How many lines of the data below contain the string "room"? Matching is case-sensitive; reply with the number alone.

Source material ▸
..............................

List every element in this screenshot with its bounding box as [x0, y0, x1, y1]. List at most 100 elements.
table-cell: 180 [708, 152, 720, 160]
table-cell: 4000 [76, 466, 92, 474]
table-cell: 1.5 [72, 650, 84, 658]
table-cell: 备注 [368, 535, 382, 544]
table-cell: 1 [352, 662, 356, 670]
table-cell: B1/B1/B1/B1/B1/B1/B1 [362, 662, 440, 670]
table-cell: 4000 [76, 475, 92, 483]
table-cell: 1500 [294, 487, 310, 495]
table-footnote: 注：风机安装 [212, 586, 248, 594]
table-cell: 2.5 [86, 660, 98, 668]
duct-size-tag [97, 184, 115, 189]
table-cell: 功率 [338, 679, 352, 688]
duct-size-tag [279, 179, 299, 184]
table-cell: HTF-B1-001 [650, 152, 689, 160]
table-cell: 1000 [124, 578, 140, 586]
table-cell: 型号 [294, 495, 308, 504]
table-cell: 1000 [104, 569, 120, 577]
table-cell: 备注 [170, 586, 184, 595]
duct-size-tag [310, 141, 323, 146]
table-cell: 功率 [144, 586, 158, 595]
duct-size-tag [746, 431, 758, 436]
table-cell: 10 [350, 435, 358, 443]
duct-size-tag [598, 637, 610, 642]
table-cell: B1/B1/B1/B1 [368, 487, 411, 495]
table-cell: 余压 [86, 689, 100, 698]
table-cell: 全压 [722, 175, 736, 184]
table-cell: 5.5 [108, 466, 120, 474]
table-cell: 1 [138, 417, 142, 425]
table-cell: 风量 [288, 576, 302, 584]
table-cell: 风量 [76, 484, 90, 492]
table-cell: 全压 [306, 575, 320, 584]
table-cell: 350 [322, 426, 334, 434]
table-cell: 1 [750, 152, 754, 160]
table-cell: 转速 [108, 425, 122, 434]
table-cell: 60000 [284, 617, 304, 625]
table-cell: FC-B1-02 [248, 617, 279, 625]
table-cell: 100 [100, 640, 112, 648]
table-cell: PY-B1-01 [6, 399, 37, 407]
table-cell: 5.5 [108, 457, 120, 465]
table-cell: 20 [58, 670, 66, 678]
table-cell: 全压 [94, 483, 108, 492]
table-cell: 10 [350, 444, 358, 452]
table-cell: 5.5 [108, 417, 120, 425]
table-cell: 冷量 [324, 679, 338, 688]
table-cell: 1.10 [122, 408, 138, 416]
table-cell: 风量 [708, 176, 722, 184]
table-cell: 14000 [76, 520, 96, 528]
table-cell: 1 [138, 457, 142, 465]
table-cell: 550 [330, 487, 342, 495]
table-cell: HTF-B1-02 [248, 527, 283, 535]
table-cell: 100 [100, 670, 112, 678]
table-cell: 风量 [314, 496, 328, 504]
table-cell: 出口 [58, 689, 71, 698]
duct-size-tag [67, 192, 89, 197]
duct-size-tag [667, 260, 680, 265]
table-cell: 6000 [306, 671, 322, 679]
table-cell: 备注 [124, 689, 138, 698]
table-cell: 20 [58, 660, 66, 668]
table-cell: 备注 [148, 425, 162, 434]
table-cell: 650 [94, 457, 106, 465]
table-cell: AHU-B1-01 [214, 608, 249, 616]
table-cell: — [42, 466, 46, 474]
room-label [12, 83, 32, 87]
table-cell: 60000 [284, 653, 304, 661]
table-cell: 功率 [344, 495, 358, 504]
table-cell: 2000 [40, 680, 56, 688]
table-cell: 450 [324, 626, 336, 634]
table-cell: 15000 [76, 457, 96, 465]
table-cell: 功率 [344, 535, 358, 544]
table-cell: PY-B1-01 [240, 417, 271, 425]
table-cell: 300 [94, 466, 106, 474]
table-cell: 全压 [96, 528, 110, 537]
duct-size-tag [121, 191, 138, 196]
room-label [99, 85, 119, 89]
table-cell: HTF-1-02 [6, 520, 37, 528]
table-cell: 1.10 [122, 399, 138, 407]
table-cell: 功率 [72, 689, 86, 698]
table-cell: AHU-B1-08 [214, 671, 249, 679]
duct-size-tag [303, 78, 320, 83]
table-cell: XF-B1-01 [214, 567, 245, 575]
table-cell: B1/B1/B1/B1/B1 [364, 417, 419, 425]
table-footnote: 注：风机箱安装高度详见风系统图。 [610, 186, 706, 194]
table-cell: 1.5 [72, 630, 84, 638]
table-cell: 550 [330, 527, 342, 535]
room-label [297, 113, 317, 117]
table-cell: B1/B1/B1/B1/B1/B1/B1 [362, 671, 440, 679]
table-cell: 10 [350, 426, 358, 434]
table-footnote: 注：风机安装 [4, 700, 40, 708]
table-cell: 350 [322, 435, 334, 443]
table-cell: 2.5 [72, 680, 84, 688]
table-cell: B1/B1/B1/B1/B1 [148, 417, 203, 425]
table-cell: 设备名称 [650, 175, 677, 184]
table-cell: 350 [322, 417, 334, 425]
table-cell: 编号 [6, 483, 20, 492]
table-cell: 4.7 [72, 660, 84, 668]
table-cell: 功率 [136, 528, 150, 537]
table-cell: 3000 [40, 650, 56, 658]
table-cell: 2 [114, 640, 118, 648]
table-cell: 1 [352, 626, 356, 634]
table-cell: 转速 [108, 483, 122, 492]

..............................

Final result ▸ 3